[begin DATA SECTION]

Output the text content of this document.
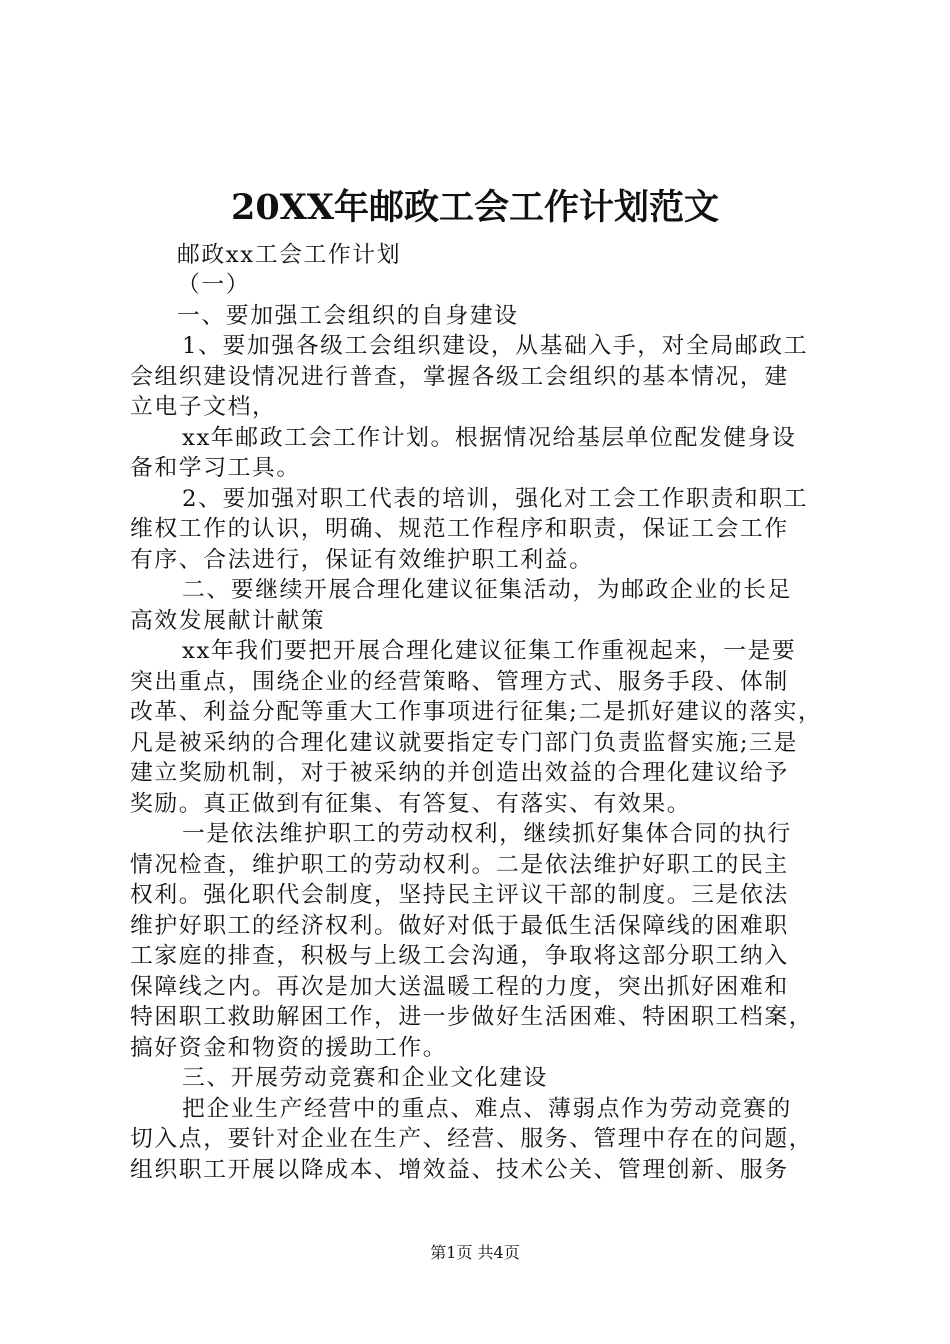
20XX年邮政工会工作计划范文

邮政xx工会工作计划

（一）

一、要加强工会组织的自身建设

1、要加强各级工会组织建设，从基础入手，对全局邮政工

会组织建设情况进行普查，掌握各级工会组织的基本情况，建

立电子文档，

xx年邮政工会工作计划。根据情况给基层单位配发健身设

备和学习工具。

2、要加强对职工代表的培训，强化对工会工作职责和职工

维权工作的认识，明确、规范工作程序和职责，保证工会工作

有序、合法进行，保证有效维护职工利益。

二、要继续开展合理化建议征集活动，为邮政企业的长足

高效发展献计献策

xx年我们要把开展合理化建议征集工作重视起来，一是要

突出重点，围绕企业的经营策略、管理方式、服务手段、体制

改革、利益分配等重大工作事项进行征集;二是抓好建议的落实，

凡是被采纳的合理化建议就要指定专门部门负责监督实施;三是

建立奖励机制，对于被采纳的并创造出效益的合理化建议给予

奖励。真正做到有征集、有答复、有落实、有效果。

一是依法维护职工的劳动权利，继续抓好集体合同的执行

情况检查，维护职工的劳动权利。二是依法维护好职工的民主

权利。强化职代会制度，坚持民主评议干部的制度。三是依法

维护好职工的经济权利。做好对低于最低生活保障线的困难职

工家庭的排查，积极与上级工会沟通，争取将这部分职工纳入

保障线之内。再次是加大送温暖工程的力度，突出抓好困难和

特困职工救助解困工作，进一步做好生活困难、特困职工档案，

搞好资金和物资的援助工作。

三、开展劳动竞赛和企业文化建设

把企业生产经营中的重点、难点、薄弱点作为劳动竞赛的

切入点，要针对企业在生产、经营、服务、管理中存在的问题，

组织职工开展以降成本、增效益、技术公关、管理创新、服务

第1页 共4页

[end DATA SECTION]
[begin DATA SECTION]

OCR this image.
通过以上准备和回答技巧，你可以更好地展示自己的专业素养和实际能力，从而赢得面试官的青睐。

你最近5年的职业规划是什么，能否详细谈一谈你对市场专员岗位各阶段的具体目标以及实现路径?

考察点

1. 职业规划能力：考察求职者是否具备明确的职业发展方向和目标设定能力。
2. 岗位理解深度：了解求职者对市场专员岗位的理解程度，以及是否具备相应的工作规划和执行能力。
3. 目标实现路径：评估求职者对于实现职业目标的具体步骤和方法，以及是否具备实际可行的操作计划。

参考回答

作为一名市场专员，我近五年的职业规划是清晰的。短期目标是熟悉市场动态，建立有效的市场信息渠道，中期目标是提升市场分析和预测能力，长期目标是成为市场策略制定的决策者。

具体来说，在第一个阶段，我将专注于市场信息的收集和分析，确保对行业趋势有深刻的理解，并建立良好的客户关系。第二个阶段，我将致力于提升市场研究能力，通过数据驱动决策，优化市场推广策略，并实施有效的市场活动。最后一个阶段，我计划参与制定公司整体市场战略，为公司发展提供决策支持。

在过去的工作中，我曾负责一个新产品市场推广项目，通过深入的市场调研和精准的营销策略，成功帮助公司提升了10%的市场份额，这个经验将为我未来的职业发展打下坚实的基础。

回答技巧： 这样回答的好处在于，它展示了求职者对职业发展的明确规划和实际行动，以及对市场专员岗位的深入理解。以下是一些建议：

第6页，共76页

[end DATA SECTION]

_STATED PROBLEM_: State the number of lines in the data that include the string "this", and add nothing else.

_EXERCISE RESULT_: 2